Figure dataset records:
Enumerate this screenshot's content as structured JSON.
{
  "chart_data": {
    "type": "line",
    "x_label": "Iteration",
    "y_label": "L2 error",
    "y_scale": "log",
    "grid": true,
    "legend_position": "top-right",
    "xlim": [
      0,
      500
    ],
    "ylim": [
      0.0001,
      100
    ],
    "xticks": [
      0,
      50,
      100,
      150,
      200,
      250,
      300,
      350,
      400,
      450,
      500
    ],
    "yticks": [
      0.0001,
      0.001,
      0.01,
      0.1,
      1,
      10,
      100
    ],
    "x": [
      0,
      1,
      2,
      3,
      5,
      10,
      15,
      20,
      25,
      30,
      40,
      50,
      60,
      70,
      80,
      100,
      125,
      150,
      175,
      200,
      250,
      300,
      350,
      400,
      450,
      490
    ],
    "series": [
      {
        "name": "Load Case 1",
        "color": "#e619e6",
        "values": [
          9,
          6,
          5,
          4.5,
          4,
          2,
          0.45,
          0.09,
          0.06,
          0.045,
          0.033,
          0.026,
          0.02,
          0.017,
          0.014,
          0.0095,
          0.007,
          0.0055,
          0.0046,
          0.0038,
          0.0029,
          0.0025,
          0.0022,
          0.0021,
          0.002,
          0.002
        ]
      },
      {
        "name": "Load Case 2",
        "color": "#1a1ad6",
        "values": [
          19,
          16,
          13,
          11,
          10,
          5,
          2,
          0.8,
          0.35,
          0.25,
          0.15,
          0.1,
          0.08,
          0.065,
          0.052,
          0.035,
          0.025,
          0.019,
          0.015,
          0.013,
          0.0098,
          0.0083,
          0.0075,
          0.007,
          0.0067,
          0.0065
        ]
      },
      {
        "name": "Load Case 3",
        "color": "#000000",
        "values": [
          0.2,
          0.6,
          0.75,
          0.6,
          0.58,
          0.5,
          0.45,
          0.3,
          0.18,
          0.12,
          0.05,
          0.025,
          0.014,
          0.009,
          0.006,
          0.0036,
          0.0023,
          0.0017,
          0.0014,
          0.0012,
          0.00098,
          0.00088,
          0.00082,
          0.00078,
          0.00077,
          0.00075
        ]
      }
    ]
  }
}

Your task: Go through the records and print each one exactly.

Result of the exercise:
Enumerate this screenshot's content as structured JSON.
{
  "chart_data": {
    "type": "line",
    "x_label": "Iteration",
    "y_label": "L2 error",
    "y_scale": "log",
    "grid": true,
    "legend_position": "top-right",
    "xlim": [
      0,
      500
    ],
    "ylim": [
      0.0001,
      100
    ],
    "xticks": [
      0,
      50,
      100,
      150,
      200,
      250,
      300,
      350,
      400,
      450,
      500
    ],
    "yticks": [
      0.0001,
      0.001,
      0.01,
      0.1,
      1,
      10,
      100
    ],
    "x": [
      0,
      1,
      2,
      3,
      5,
      10,
      15,
      20,
      25,
      30,
      40,
      50,
      60,
      70,
      80,
      100,
      125,
      150,
      175,
      200,
      250,
      300,
      350,
      400,
      450,
      490
    ],
    "series": [
      {
        "name": "Load Case 1",
        "color": "#e619e6",
        "values": [
          9,
          6,
          5,
          4.5,
          4,
          2,
          0.45,
          0.09,
          0.06,
          0.045,
          0.033,
          0.026,
          0.02,
          0.017,
          0.014,
          0.0095,
          0.007,
          0.0055,
          0.0046,
          0.0038,
          0.0029,
          0.0025,
          0.0022,
          0.0021,
          0.002,
          0.002
        ]
      },
      {
        "name": "Load Case 2",
        "color": "#1a1ad6",
        "values": [
          19,
          16,
          13,
          11,
          10,
          5,
          2,
          0.8,
          0.35,
          0.25,
          0.15,
          0.1,
          0.08,
          0.065,
          0.052,
          0.035,
          0.025,
          0.019,
          0.015,
          0.013,
          0.0098,
          0.0083,
          0.0075,
          0.007,
          0.0067,
          0.0065
        ]
      },
      {
        "name": "Load Case 3",
        "color": "#000000",
        "values": [
          0.2,
          0.6,
          0.75,
          0.6,
          0.58,
          0.5,
          0.45,
          0.3,
          0.18,
          0.12,
          0.05,
          0.025,
          0.014,
          0.009,
          0.006,
          0.0036,
          0.0023,
          0.0017,
          0.0014,
          0.0012,
          0.00098,
          0.00088,
          0.00082,
          0.00078,
          0.00077,
          0.00075
        ]
      }
    ]
  }
}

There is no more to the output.